REQUEST: In the entries, find all lines that hold the word "vista" and copy them.

AVAILABLE RECORDS:
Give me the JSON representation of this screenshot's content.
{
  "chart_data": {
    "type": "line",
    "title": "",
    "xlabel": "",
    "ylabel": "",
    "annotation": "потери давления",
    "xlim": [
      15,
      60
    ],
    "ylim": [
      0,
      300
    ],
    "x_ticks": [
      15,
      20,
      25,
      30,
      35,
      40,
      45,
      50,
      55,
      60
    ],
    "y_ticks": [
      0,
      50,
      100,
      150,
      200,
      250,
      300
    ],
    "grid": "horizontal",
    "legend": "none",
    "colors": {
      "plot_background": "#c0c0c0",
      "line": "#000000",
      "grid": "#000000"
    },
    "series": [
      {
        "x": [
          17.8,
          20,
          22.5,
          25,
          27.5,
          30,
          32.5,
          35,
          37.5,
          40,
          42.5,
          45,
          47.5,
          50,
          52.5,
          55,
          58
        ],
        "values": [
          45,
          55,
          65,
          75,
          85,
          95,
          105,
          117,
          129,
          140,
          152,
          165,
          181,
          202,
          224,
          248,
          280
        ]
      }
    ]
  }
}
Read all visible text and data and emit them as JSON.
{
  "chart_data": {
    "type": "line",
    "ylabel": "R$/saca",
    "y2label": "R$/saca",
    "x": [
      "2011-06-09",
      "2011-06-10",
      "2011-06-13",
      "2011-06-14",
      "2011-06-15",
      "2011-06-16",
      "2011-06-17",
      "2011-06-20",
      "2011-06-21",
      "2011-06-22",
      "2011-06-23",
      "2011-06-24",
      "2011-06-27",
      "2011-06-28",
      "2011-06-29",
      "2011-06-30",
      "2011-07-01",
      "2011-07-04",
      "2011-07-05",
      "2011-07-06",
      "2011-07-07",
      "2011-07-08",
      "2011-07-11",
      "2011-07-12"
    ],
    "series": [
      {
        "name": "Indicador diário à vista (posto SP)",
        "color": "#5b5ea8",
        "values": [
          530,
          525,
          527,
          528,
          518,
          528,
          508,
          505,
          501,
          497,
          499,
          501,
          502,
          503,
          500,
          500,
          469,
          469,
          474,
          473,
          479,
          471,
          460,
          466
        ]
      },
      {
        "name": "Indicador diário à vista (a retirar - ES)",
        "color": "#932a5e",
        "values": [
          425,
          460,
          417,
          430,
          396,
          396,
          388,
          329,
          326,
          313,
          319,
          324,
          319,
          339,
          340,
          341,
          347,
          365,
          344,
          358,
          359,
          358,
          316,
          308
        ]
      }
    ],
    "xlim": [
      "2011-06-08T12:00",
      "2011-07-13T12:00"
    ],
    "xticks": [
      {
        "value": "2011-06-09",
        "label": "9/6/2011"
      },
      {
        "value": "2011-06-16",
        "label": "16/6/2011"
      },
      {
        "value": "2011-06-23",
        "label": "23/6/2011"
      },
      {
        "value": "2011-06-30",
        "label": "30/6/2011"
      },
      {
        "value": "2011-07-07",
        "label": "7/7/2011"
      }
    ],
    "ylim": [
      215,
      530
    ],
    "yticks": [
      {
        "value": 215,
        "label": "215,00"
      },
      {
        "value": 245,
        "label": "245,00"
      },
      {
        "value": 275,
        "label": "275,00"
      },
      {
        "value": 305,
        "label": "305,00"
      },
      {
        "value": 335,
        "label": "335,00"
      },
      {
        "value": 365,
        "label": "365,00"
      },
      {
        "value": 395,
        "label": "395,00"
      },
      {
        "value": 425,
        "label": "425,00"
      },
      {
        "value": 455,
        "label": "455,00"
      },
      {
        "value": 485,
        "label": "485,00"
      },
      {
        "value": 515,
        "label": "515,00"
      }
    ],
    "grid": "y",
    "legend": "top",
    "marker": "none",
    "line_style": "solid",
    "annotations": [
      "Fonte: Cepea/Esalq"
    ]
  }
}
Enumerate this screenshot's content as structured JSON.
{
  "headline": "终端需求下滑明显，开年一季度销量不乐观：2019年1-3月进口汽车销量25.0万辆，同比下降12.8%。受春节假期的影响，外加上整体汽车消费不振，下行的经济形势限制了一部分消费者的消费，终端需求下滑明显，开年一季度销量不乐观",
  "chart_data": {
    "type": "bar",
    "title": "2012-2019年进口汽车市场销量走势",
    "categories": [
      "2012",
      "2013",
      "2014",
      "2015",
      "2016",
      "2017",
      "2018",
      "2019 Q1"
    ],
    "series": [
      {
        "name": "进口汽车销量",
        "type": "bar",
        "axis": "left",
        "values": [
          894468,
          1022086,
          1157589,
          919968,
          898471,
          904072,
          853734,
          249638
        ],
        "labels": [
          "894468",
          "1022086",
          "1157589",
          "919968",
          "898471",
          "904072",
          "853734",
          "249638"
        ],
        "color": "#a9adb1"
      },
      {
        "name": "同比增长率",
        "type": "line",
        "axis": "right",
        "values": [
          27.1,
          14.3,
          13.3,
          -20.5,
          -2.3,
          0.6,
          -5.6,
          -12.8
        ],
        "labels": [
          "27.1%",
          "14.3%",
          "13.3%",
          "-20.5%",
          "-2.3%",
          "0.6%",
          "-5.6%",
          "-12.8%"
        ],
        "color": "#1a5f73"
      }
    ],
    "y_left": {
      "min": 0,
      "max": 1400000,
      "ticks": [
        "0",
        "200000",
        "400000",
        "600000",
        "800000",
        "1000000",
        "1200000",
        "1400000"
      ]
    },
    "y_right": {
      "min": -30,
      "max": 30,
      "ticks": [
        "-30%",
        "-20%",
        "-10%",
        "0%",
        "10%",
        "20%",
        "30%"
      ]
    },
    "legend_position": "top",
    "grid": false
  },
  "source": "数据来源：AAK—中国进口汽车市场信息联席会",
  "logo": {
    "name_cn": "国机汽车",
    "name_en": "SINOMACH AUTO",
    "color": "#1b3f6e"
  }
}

PROBLEM SOLUTION:
        "name": "Indicador diário à vista (posto SP)",
        "name": "Indicador diário à vista (a retirar - ES)",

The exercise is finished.